● **Texto de origem**
----------
Da neve na Finlândia, onde ficámos a conhecer um autocarro autónomo desenhado pela japonesa MUJI com novos conceitos para a mobilidade, até ao global iPhone, desenhado por Jony Ive, o design ao lado da tecnologia faz (toda) a diferença.
Um pequeno autocarro, redondo, peculiar, que parece saído de uma animação japonesa circula numa praça de Helsínquia cheia de neve e gelo. Chama-se Gacha e é o primeiro autocarro autónomo do mundo capaz de circular com topo o tipo de condições climatéricas (neve, chuva intensa e nevoeiro). Este é também um projeto que tem tanto de tecnológico quanto de design. O Gacha resulta de uma parceria entre a Sensible 4, startup finlandesa de sistemas autónomos, e da MUJI, a marca japonesa de design com o lema “zen comercial” que vende acessórios, roupa e produtos para a casa e, em pouco mais de um ano criaram o Gacha, o shuttle autónomo de raiz (não há espaço para condutor).
----------
● **Dados fornecidos**
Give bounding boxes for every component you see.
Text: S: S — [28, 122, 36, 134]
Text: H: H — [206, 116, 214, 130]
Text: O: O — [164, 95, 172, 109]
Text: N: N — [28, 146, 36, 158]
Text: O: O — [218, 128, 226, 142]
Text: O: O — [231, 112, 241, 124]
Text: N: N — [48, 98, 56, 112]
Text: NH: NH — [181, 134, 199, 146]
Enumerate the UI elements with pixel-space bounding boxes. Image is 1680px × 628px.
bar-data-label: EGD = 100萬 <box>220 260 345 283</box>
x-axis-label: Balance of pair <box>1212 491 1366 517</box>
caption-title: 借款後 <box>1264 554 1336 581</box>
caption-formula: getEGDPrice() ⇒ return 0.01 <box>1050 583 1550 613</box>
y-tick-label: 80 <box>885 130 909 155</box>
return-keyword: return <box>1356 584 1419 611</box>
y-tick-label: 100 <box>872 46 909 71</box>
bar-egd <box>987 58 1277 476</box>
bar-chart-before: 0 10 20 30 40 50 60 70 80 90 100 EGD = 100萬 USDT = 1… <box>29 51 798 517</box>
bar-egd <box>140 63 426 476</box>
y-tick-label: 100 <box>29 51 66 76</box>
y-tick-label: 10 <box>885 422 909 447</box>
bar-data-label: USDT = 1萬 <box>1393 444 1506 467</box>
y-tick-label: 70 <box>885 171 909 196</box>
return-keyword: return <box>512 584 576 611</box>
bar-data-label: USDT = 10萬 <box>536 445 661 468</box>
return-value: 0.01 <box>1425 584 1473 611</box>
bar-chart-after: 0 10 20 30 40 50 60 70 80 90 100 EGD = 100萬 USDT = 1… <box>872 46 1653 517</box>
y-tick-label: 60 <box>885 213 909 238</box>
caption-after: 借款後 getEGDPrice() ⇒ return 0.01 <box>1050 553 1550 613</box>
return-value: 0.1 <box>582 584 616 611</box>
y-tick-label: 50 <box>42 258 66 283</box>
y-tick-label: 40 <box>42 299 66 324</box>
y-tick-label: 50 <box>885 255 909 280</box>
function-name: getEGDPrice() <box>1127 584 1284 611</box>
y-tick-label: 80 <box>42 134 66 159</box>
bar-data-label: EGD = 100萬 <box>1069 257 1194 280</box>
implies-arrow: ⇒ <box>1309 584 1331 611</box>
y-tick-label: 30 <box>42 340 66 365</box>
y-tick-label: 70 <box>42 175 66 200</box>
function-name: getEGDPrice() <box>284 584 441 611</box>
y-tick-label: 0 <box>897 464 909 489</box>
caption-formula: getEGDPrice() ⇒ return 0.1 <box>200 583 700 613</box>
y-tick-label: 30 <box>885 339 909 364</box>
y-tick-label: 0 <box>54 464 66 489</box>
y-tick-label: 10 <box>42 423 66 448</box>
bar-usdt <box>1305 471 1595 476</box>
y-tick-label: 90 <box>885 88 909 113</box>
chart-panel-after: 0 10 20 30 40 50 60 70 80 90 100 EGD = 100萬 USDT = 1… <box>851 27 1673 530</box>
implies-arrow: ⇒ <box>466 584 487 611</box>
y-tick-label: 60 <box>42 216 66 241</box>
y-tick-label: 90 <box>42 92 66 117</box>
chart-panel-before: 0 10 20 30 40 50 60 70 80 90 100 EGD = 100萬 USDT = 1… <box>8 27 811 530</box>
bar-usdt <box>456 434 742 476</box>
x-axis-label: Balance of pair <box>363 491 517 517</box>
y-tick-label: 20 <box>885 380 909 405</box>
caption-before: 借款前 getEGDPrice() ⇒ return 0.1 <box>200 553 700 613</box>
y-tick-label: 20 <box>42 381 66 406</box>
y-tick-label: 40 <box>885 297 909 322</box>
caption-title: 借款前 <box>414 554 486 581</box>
----------
● **Tarefas a realizar**
1 – Explique, em uma a três frases, porque é que o texto sobre o autocarro Gacha o descreve como um shuttle autónomo de raiz.
2 – Por favor, reproduza do texto sobre o autocarro Gacha o trecho que começa em "Um pequeno autocarro, redondo, peculiar, que" e termina em "espaço para condutor).".

● **Soluções completas**
1 – O Gacha é um shuttle autónomo de raiz porque não há espaço para condutor.

2 –
Um pequeno autocarro, redondo, peculiar, que parece saído de uma animação japonesa circula numa praça de Helsínquia cheia de neve e gelo. Chama-se Gacha e é o primeiro autocarro autónomo do mundo capaz de circular com topo o tipo de condições climatéricas (neve, chuva intensa e nevoeiro). Este é também um projeto que tem tanto de tecnológico quanto de design. O Gacha resulta de uma parceria entre a Sensible 4, startup finlandesa de sistemas autónomos, e da MUJI, a marca japonesa de design com o lema “zen comercial” que vende acessórios, roupa e produtos para a casa e, em pouco mais de um ano criaram o Gacha, o shuttle autónomo de raiz (não há espaço para condutor).